## DO THIS
Give the entries back exactly, dropping each image.

## EXTRACTED DATA
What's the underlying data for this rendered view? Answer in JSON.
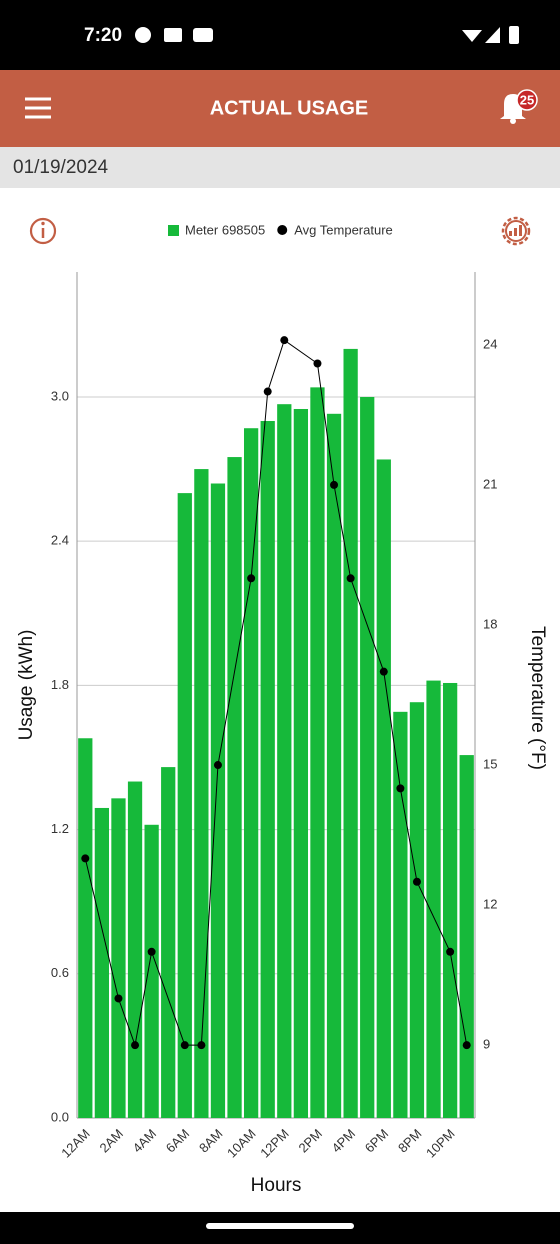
{
  "status_bar": {
    "time": "7:20"
  },
  "header": {
    "title": "ACTUAL USAGE",
    "notification_count": "25"
  },
  "date": "01/19/2024",
  "chart_data": {
    "type": "bar",
    "categories": [
      "12AM",
      null,
      "2AM",
      null,
      "4AM",
      null,
      "6AM",
      null,
      "8AM",
      null,
      "10AM",
      null,
      "12PM",
      null,
      "2PM",
      null,
      "4PM",
      null,
      "6PM",
      null,
      "8PM",
      null,
      "10PM",
      null
    ],
    "series": [
      {
        "name": "Meter 698505",
        "type": "bar",
        "color": "#16b93a",
        "values": [
          1.58,
          1.29,
          1.33,
          1.4,
          1.22,
          1.46,
          2.6,
          2.7,
          2.64,
          2.75,
          2.87,
          2.9,
          2.97,
          2.95,
          3.04,
          2.93,
          3.2,
          3.0,
          2.74,
          1.69,
          1.73,
          1.82,
          1.81,
          1.51
        ]
      },
      {
        "name": "Avg Temperature",
        "type": "line",
        "axis": "y2",
        "color": "#000000",
        "span_gaps": true,
        "values": [
          13,
          null,
          10,
          9,
          11,
          null,
          9,
          9,
          15,
          null,
          19,
          23,
          24.1,
          null,
          23.6,
          21,
          19,
          null,
          17,
          14.5,
          12.5,
          null,
          11,
          9
        ]
      }
    ],
    "ylabel": "Usage (kWh)",
    "y2label": "Temperature (°F)",
    "xlabel": "Hours",
    "ylim": [
      0,
      3.52
    ],
    "yticks": [
      {
        "value": 0,
        "label": "0.0"
      },
      0.6,
      1.2,
      1.8,
      2.4,
      {
        "value": 3,
        "label": "3.0"
      }
    ],
    "y2lim": [
      7.44,
      25.56
    ],
    "y2ticks": [
      9,
      12,
      15,
      18,
      21,
      24
    ],
    "grid": true,
    "legend": "top"
  }
}
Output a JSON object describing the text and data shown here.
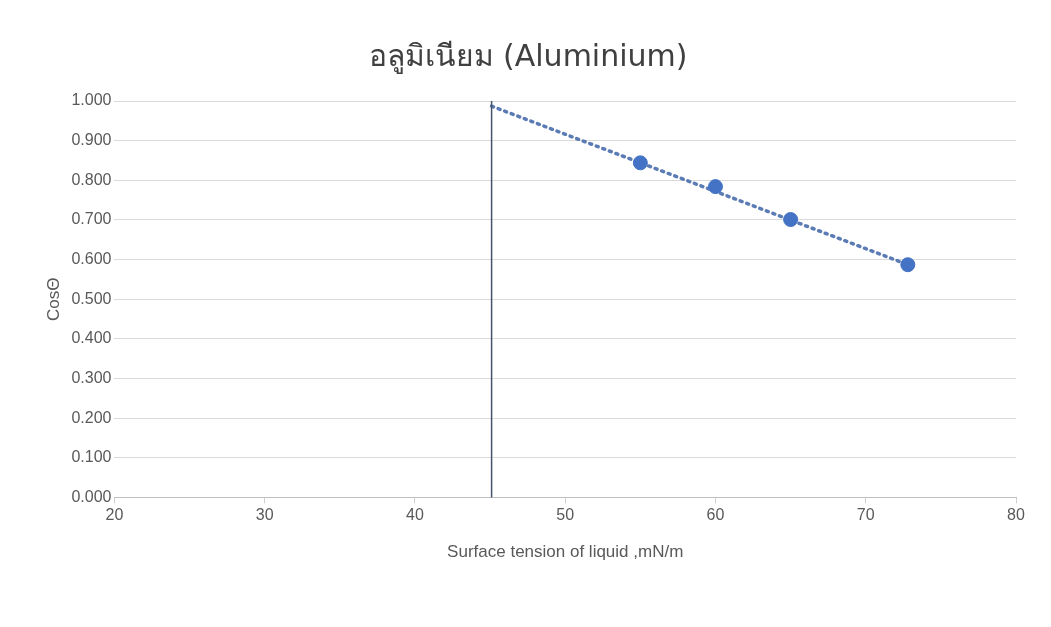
{
  "chart_data": {
    "type": "scatter",
    "title": "อลูมิเนียม (Aluminium)",
    "xlabel": "Surface tension of liquid ,mN/m",
    "ylabel": "CosΘ",
    "xlim": [
      20,
      80
    ],
    "xticks": [
      20,
      30,
      40,
      50,
      60,
      70,
      80
    ],
    "ylim": [
      0,
      1
    ],
    "yticks": [
      {
        "value": 0,
        "label": "0.000"
      },
      {
        "value": 0.1,
        "label": "0.100"
      },
      {
        "value": 0.2,
        "label": "0.200"
      },
      {
        "value": 0.3,
        "label": "0.300"
      },
      {
        "value": 0.4,
        "label": "0.400"
      },
      {
        "value": 0.5,
        "label": "0.500"
      },
      {
        "value": 0.6,
        "label": "0.600"
      },
      {
        "value": 0.7,
        "label": "0.700"
      },
      {
        "value": 0.8,
        "label": "0.800"
      },
      {
        "value": 0.9,
        "label": "0.900"
      },
      {
        "value": 1,
        "label": "1.000"
      }
    ],
    "grid": "y",
    "legend": false,
    "marker": "circle",
    "series": [
      {
        "color": "#4472c4",
        "x": [
          55,
          60,
          65,
          72.8
        ],
        "values": [
          0.844,
          0.784,
          0.701,
          0.587
        ]
      },
      {
        "type": "line",
        "color": "#5b7bb5",
        "line_style": "dotted",
        "marker": "none",
        "x": [
          45.1,
          72.8
        ],
        "values": [
          0.987,
          0.587
        ]
      }
    ],
    "ref_lines": [
      {
        "axis": "x",
        "value": 45.1,
        "color": "#44546a",
        "line_style": "solid"
      }
    ]
  }
}
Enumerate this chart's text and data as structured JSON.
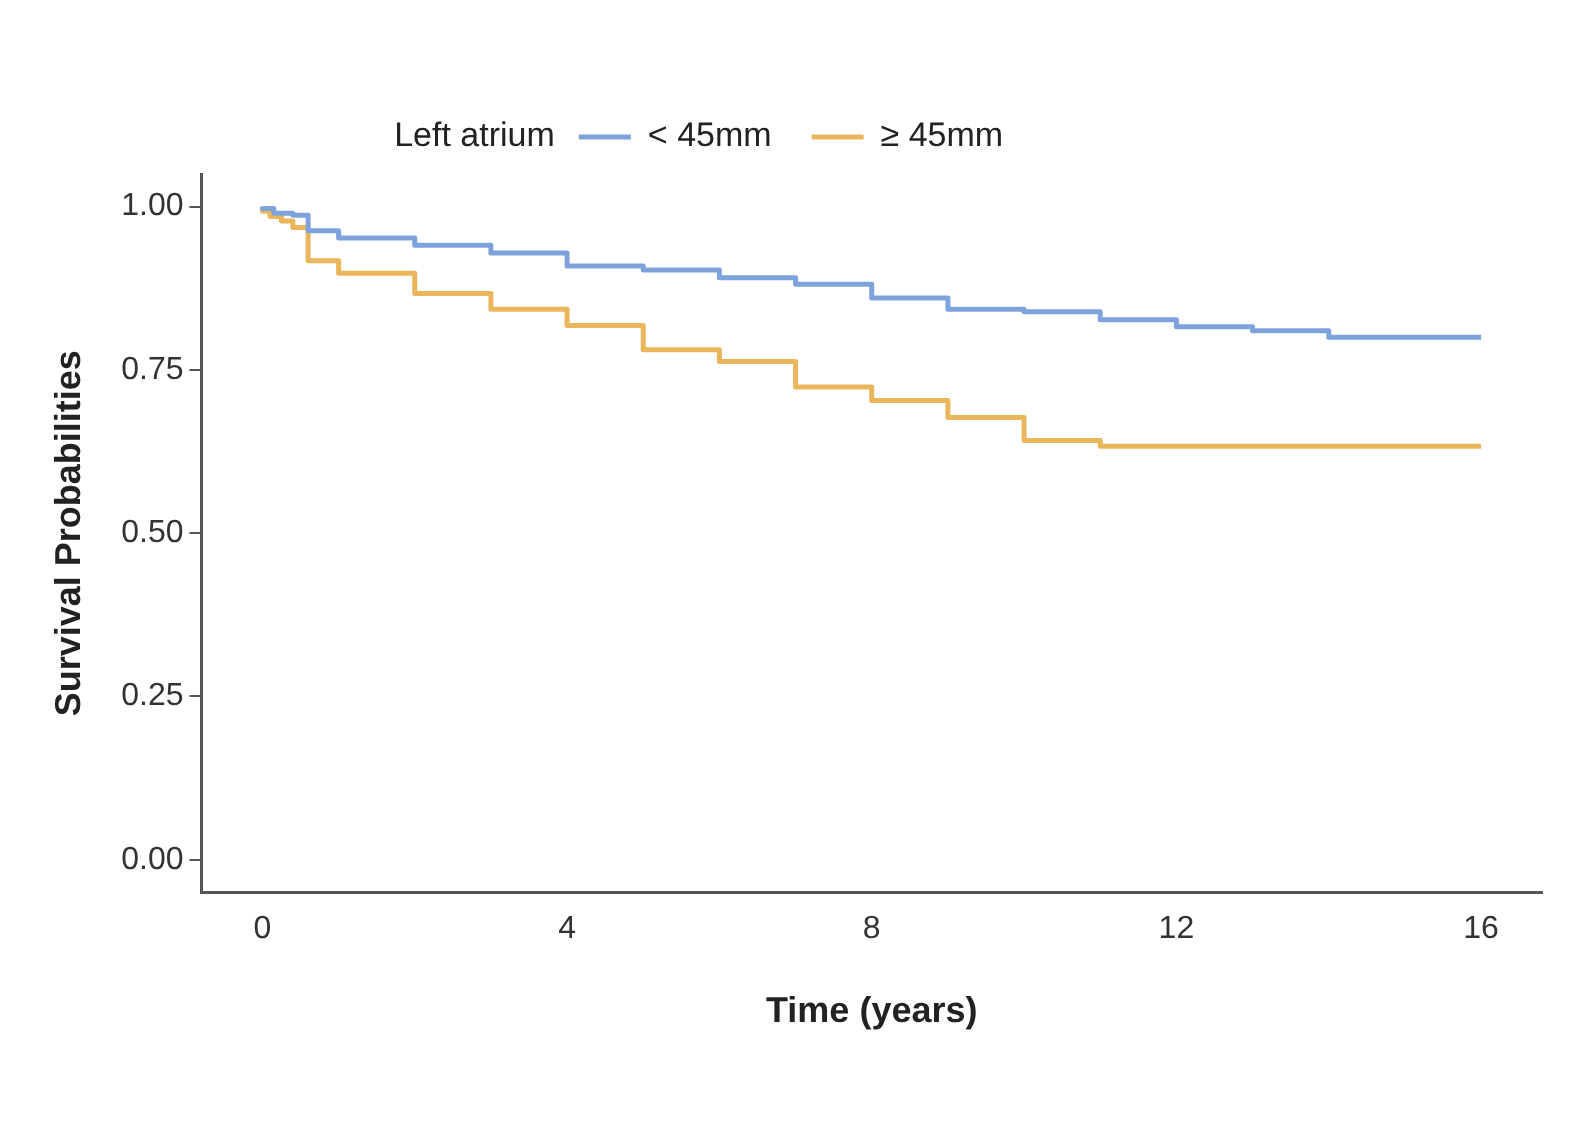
{
  "chart_data": {
    "type": "step",
    "xlabel": "Time (years)",
    "ylabel": "Survival Probabilities",
    "legend_title": "Left atrium",
    "series": [
      {
        "name": "< 45mm",
        "color": "#7ea2dc",
        "x": [
          0,
          0.15,
          0.4,
          0.6,
          1,
          2,
          3,
          4,
          5,
          6,
          7,
          8,
          9,
          10,
          11,
          12,
          13,
          14,
          15,
          16
        ],
        "values": [
          1.0,
          0.997,
          0.99,
          0.987,
          0.963,
          0.952,
          0.941,
          0.929,
          0.909,
          0.903,
          0.891,
          0.881,
          0.86,
          0.843,
          0.839,
          0.827,
          0.816,
          0.81,
          0.8,
          0.8
        ]
      },
      {
        "name": "≥ 45mm",
        "color": "#eab65c",
        "x": [
          0,
          0.1,
          0.25,
          0.4,
          0.6,
          1,
          2,
          3,
          4,
          5,
          6,
          7,
          8,
          9,
          10,
          11,
          12,
          16
        ],
        "values": [
          1.0,
          0.993,
          0.985,
          0.978,
          0.968,
          0.917,
          0.898,
          0.867,
          0.843,
          0.818,
          0.781,
          0.763,
          0.724,
          0.703,
          0.677,
          0.642,
          0.633,
          0.633
        ]
      }
    ],
    "xlim": [
      -0.8,
      16.8
    ],
    "xticks": [
      0,
      4,
      8,
      12,
      16
    ],
    "ylim": [
      -0.05,
      1.05
    ],
    "yticks": [
      {
        "value": 0,
        "label": "0.00"
      },
      {
        "value": 0.25,
        "label": "0.25"
      },
      {
        "value": 0.5,
        "label": "0.50"
      },
      {
        "value": 0.75,
        "label": "0.75"
      },
      {
        "value": 1,
        "label": "1.00"
      }
    ],
    "grid": false,
    "legend": "top",
    "line_style": "solid",
    "marker": "none"
  }
}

## IN RESPONSE
What's the underlying data for this rendered view? Answer in JSON.
{
  "status_bar": {
    "time": "7:20"
  },
  "header": {
    "title": "ACTUAL USAGE",
    "notification_count": "25"
  },
  "date": "01/19/2024",
  "chart_data": {
    "type": "bar",
    "categories": [
      "12AM",
      null,
      "2AM",
      null,
      "4AM",
      null,
      "6AM",
      null,
      "8AM",
      null,
      "10AM",
      null,
      "12PM",
      null,
      "2PM",
      null,
      "4PM",
      null,
      "6PM",
      null,
      "8PM",
      null,
      "10PM",
      null
    ],
    "series": [
      {
        "name": "Meter 698505",
        "type": "bar",
        "color": "#16b93a",
        "values": [
          1.58,
          1.29,
          1.33,
          1.4,
          1.22,
          1.46,
          2.6,
          2.7,
          2.64,
          2.75,
          2.87,
          2.9,
          2.97,
          2.95,
          3.04,
          2.93,
          3.2,
          3.0,
          2.74,
          1.69,
          1.73,
          1.82,
          1.81,
          1.51
        ]
      },
      {
        "name": "Avg Temperature",
        "type": "line",
        "axis": "y2",
        "color": "#000000",
        "span_gaps": true,
        "values": [
          13,
          null,
          10,
          9,
          11,
          null,
          9,
          9,
          15,
          null,
          19,
          23,
          24.1,
          null,
          23.6,
          21,
          19,
          null,
          17,
          14.5,
          12.5,
          null,
          11,
          9
        ]
      }
    ],
    "ylabel": "Usage (kWh)",
    "y2label": "Temperature (°F)",
    "xlabel": "Hours",
    "ylim": [
      0,
      3.52
    ],
    "yticks": [
      {
        "value": 0,
        "label": "0.0"
      },
      0.6,
      1.2,
      1.8,
      2.4,
      {
        "value": 3,
        "label": "3.0"
      }
    ],
    "y2lim": [
      7.44,
      25.56
    ],
    "y2ticks": [
      9,
      12,
      15,
      18,
      21,
      24
    ],
    "grid": true,
    "legend": "top"
  }
}
Output a JSON object describing the text and data shown here.
{
  "chart_data": {
    "type": "scatter",
    "title": "อลูมิเนียม (Aluminium)",
    "xlabel": "Surface tension of liquid ,mN/m",
    "ylabel": "CosΘ",
    "xlim": [
      20,
      80
    ],
    "xticks": [
      20,
      30,
      40,
      50,
      60,
      70,
      80
    ],
    "ylim": [
      0,
      1
    ],
    "yticks": [
      {
        "value": 0,
        "label": "0.000"
      },
      {
        "value": 0.1,
        "label": "0.100"
      },
      {
        "value": 0.2,
        "label": "0.200"
      },
      {
        "value": 0.3,
        "label": "0.300"
      },
      {
        "value": 0.4,
        "label": "0.400"
      },
      {
        "value": 0.5,
        "label": "0.500"
      },
      {
        "value": 0.6,
        "label": "0.600"
      },
      {
        "value": 0.7,
        "label": "0.700"
      },
      {
        "value": 0.8,
        "label": "0.800"
      },
      {
        "value": 0.9,
        "label": "0.900"
      },
      {
        "value": 1,
        "label": "1.000"
      }
    ],
    "grid": "y",
    "legend": false,
    "marker": "circle",
    "series": [
      {
        "color": "#4472c4",
        "x": [
          55,
          60,
          65,
          72.8
        ],
        "values": [
          0.844,
          0.784,
          0.701,
          0.587
        ]
      },
      {
        "type": "line",
        "color": "#5b7bb5",
        "line_style": "dotted",
        "marker": "none",
        "x": [
          45.1,
          72.8
        ],
        "values": [
          0.987,
          0.587
        ]
      }
    ],
    "ref_lines": [
      {
        "axis": "x",
        "value": 45.1,
        "color": "#44546a",
        "line_style": "solid"
      }
    ]
  }
}
Enumerate this chart's text and data as structured JSON.
{
  "chart_data": {
    "type": "step",
    "xlabel": "Time (years)",
    "ylabel": "Survival Probabilities",
    "legend_title": "Left atrium",
    "series": [
      {
        "name": "< 45mm",
        "color": "#7ea2dc",
        "x": [
          0,
          0.15,
          0.4,
          0.6,
          1,
          2,
          3,
          4,
          5,
          6,
          7,
          8,
          9,
          10,
          11,
          12,
          13,
          14,
          15,
          16
        ],
        "values": [
          1.0,
          0.997,
          0.99,
          0.987,
          0.963,
          0.952,
          0.941,
          0.929,
          0.909,
          0.903,
          0.891,
          0.881,
          0.86,
          0.843,
          0.839,
          0.827,
          0.816,
          0.81,
          0.8,
          0.8
        ]
      },
      {
        "name": "≥ 45mm",
        "color": "#eab65c",
        "x": [
          0,
          0.1,
          0.25,
          0.4,
          0.6,
          1,
          2,
          3,
          4,
          5,
          6,
          7,
          8,
          9,
          10,
          11,
          12,
          16
        ],
        "values": [
          1.0,
          0.993,
          0.985,
          0.978,
          0.968,
          0.917,
          0.898,
          0.867,
          0.843,
          0.818,
          0.781,
          0.763,
          0.724,
          0.703,
          0.677,
          0.642,
          0.633,
          0.633
        ]
      }
    ],
    "xlim": [
      -0.8,
      16.8
    ],
    "xticks": [
      0,
      4,
      8,
      12,
      16
    ],
    "ylim": [
      -0.05,
      1.05
    ],
    "yticks": [
      {
        "value": 0,
        "label": "0.00"
      },
      {
        "value": 0.25,
        "label": "0.25"
      },
      {
        "value": 0.5,
        "label": "0.50"
      },
      {
        "value": 0.75,
        "label": "0.75"
      },
      {
        "value": 1,
        "label": "1.00"
      }
    ],
    "grid": false,
    "legend": "top",
    "line_style": "solid",
    "marker": "none"
  }
}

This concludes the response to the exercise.